WHAT YOU WILL DO:
Sort through the data and copy the lines holding the word "Date".

BEGIN

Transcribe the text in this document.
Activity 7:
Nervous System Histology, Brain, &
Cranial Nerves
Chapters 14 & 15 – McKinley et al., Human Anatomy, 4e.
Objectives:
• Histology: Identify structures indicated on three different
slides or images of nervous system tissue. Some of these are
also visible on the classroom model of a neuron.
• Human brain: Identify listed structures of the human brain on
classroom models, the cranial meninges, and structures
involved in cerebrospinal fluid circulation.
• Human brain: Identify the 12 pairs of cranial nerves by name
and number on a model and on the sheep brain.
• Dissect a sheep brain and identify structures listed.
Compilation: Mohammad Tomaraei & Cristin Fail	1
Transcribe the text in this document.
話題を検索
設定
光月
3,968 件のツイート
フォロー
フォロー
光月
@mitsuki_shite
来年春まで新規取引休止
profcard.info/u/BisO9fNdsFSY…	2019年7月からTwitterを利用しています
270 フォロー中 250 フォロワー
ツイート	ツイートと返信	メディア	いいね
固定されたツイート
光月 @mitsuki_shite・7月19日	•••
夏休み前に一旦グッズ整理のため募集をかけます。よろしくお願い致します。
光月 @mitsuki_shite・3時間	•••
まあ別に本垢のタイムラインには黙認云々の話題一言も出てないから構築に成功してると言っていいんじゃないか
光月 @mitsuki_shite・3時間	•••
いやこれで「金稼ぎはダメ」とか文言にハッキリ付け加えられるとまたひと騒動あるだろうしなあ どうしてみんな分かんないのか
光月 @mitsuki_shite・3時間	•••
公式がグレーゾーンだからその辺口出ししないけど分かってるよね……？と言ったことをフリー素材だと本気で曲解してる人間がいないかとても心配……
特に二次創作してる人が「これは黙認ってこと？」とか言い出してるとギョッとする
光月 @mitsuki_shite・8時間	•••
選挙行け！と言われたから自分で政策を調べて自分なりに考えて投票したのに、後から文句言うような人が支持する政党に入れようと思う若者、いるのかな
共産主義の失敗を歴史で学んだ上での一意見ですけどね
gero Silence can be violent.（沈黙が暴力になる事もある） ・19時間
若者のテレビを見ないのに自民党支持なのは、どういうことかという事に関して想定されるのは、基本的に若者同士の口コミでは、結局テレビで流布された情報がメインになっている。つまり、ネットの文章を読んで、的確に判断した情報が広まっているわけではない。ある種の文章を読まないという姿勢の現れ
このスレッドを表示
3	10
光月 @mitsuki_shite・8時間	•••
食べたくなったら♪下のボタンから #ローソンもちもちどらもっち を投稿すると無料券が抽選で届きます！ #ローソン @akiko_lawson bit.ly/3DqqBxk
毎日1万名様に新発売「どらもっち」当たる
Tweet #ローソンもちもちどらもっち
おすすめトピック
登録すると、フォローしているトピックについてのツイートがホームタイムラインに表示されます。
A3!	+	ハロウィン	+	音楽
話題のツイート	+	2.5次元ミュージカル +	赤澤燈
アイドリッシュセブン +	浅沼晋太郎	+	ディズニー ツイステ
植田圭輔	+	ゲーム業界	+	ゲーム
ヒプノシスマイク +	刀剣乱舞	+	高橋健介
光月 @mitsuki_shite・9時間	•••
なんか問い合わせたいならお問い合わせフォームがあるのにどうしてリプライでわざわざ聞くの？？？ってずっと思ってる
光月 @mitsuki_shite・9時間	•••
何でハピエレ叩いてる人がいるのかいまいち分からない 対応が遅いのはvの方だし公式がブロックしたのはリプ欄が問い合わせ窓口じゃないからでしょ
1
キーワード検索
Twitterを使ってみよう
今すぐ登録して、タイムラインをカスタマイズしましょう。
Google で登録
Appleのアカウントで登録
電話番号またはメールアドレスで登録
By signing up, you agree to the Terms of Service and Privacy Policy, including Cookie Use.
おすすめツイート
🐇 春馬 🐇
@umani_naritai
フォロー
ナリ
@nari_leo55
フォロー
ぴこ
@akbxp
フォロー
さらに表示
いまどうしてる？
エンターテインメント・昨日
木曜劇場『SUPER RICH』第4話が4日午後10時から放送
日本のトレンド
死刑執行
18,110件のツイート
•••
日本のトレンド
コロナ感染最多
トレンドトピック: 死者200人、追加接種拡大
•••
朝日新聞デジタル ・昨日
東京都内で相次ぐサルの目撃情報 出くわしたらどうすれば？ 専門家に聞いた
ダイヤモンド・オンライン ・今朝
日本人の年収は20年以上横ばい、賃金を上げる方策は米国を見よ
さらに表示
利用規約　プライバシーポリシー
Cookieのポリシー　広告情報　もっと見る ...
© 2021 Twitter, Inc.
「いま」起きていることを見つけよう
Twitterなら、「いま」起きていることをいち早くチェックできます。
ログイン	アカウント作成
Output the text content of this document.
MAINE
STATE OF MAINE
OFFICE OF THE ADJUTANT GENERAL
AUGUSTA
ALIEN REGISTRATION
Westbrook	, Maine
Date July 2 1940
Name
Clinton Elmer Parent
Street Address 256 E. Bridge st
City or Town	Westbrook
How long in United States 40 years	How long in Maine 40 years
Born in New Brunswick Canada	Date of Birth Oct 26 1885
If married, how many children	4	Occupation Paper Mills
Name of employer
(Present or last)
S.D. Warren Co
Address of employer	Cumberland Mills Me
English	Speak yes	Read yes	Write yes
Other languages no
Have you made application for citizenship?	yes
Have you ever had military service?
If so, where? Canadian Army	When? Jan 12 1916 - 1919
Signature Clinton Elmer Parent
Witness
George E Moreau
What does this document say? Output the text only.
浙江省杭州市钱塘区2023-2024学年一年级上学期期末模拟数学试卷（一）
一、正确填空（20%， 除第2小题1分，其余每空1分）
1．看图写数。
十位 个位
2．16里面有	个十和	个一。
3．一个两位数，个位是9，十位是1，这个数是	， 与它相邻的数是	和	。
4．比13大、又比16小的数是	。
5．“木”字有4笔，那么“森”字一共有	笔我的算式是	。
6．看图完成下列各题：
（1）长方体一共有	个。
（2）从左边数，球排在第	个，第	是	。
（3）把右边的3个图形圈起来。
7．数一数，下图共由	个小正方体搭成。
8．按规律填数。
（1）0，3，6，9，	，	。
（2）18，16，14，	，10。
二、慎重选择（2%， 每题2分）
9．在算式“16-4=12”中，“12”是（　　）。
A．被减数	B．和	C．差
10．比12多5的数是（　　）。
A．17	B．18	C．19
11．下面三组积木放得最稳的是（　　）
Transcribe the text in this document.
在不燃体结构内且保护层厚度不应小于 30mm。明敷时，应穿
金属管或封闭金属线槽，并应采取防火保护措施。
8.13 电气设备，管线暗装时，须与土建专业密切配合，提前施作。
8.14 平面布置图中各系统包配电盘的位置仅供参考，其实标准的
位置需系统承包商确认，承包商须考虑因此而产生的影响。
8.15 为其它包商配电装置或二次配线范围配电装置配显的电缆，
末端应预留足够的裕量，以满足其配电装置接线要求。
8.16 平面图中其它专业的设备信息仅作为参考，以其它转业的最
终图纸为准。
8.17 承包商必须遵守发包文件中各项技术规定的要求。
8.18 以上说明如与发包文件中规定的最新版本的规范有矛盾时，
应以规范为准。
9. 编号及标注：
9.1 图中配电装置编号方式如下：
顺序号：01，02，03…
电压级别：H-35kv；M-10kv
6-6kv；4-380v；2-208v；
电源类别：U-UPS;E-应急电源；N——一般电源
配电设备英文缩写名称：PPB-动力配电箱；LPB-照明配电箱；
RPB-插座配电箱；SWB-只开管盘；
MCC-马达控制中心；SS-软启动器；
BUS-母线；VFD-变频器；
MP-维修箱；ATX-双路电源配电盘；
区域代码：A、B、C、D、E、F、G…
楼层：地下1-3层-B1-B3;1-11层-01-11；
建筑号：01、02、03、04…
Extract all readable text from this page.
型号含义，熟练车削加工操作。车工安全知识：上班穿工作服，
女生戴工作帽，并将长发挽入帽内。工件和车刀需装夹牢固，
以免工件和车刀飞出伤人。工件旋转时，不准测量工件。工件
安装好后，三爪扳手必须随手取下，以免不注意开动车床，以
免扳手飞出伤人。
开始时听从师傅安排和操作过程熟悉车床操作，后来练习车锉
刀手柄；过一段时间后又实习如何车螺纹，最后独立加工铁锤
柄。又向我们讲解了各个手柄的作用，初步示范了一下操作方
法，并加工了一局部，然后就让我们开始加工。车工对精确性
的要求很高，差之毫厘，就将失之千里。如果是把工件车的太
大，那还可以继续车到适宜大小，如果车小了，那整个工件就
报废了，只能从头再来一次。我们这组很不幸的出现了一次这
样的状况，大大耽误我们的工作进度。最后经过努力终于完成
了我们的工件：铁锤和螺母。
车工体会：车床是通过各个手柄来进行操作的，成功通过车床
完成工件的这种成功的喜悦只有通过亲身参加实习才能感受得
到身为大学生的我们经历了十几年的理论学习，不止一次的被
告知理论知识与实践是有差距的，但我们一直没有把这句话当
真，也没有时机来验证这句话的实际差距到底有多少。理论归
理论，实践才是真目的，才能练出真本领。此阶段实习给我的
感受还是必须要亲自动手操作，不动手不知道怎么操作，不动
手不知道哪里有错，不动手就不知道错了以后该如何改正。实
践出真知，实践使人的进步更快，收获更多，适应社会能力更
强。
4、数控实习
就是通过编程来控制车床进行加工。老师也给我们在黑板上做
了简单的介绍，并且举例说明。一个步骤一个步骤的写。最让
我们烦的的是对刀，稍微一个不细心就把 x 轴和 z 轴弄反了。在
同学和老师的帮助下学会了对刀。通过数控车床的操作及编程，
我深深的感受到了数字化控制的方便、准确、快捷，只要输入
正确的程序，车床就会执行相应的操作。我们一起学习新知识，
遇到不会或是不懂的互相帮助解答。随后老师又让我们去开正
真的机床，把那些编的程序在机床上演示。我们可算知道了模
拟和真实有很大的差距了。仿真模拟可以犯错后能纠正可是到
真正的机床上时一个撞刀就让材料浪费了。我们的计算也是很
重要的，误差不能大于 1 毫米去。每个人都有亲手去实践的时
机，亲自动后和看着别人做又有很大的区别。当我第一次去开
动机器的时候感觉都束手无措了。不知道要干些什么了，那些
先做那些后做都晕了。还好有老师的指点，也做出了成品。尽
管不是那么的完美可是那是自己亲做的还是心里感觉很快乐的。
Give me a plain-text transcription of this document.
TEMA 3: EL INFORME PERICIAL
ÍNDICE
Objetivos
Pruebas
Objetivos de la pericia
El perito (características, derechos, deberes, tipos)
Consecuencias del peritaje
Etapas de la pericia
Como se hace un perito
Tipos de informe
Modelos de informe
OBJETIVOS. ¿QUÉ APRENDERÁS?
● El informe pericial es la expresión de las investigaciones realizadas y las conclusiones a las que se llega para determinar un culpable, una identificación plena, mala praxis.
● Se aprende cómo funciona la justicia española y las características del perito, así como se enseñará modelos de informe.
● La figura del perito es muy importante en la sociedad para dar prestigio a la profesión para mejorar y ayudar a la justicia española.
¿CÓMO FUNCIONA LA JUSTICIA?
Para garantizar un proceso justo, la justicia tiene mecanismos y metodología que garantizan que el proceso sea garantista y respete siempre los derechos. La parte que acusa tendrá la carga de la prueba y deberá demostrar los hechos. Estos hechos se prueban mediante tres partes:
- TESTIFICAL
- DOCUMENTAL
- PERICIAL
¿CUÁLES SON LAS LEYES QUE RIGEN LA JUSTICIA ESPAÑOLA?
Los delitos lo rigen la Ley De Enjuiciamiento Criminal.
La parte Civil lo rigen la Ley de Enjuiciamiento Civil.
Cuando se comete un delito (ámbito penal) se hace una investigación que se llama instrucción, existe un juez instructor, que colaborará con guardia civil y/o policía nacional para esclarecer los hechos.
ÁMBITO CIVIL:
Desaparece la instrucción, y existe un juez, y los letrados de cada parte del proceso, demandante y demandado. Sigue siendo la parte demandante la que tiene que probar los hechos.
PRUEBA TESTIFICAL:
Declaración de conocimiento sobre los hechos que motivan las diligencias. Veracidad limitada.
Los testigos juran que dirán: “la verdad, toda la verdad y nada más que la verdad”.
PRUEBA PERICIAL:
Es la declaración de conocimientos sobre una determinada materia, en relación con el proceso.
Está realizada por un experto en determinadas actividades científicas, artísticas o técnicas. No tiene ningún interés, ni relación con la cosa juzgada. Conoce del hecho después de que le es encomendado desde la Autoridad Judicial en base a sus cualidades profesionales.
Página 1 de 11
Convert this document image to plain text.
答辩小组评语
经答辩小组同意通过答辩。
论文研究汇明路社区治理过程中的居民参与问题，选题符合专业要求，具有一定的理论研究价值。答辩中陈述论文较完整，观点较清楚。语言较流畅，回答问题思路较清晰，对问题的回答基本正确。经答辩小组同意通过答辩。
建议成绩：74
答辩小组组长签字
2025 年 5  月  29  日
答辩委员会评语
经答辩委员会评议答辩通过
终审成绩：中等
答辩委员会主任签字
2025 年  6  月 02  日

END

RESULT OF THE TASK:
Date July 2 1940
Born in New Brunswick Canada	Date of Birth Oct 26 1885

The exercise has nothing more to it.